WRITTEN INSTRUCTION: Output all of the data below exactly as given.

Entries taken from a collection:
Begin

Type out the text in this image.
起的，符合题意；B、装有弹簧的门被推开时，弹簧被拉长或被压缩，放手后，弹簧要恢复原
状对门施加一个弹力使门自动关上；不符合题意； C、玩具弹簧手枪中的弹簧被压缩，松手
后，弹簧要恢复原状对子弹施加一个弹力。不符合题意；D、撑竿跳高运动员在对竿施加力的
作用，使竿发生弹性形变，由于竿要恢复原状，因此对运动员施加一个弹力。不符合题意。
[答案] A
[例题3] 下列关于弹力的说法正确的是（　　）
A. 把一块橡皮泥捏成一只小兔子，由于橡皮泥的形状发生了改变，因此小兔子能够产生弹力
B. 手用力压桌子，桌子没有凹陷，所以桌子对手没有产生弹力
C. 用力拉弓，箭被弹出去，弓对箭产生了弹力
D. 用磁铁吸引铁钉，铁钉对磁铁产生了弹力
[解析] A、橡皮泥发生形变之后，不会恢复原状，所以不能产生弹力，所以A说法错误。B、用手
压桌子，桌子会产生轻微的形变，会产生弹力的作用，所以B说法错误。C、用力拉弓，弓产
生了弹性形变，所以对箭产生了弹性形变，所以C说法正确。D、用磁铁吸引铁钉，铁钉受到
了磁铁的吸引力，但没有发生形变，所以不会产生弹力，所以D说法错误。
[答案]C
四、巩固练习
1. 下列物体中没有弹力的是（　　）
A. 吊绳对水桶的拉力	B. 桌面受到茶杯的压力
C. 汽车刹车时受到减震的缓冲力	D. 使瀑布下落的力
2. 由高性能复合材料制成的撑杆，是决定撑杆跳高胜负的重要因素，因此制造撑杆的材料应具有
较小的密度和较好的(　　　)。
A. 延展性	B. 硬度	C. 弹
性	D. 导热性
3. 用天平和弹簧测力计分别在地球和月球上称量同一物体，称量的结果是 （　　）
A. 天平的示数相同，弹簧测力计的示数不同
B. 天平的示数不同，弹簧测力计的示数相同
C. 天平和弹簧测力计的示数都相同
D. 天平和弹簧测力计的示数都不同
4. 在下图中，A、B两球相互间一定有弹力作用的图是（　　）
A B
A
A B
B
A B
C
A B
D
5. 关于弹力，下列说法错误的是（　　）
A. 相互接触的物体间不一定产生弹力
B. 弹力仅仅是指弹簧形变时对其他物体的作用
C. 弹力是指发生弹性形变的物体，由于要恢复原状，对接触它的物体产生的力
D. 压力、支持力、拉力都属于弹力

End

WRITTEN RESPONSE:
Type out the text in this image.
起的，符合题意；B、装有弹簧的门被推开时，弹簧被拉长或被压缩，放手后，弹簧要恢复原
状对门施加一个弹力使门自动关上；不符合题意； C、玩具弹簧手枪中的弹簧被压缩，松手
后，弹簧要恢复原状对子弹施加一个弹力。不符合题意；D、撑竿跳高运动员在对竿施加力的
作用，使竿发生弹性形变，由于竿要恢复原状，因此对运动员施加一个弹力。不符合题意。
[答案] A
[例题3] 下列关于弹力的说法正确的是（　　）
A. 把一块橡皮泥捏成一只小兔子，由于橡皮泥的形状发生了改变，因此小兔子能够产生弹力
B. 手用力压桌子，桌子没有凹陷，所以桌子对手没有产生弹力
C. 用力拉弓，箭被弹出去，弓对箭产生了弹力
D. 用磁铁吸引铁钉，铁钉对磁铁产生了弹力
[解析] A、橡皮泥发生形变之后，不会恢复原状，所以不能产生弹力，所以A说法错误。B、用手
压桌子，桌子会产生轻微的形变，会产生弹力的作用，所以B说法错误。C、用力拉弓，弓产
生了弹性形变，所以对箭产生了弹性形变，所以C说法正确。D、用磁铁吸引铁钉，铁钉受到
了磁铁的吸引力，但没有发生形变，所以不会产生弹力，所以D说法错误。
[答案]C
四、巩固练习
1. 下列物体中没有弹力的是（　　）
A. 吊绳对水桶的拉力	B. 桌面受到茶杯的压力
C. 汽车刹车时受到减震的缓冲力	D. 使瀑布下落的力
2. 由高性能复合材料制成的撑杆，是决定撑杆跳高胜负的重要因素，因此制造撑杆的材料应具有
较小的密度和较好的(　　　)。
A. 延展性	B. 硬度	C. 弹
性	D. 导热性
3. 用天平和弹簧测力计分别在地球和月球上称量同一物体，称量的结果是 （　　）
A. 天平的示数相同，弹簧测力计的示数不同
B. 天平的示数不同，弹簧测力计的示数相同
C. 天平和弹簧测力计的示数都相同
D. 天平和弹簧测力计的示数都不同
4. 在下图中，A、B两球相互间一定有弹力作用的图是（　　）
A B
A
A B
B
A B
C
A B
D
5. 关于弹力，下列说法错误的是（　　）
A. 相互接触的物体间不一定产生弹力
B. 弹力仅仅是指弹簧形变时对其他物体的作用
C. 弹力是指发生弹性形变的物体，由于要恢复原状，对接触它的物体产生的力
D. 压力、支持力、拉力都属于弹力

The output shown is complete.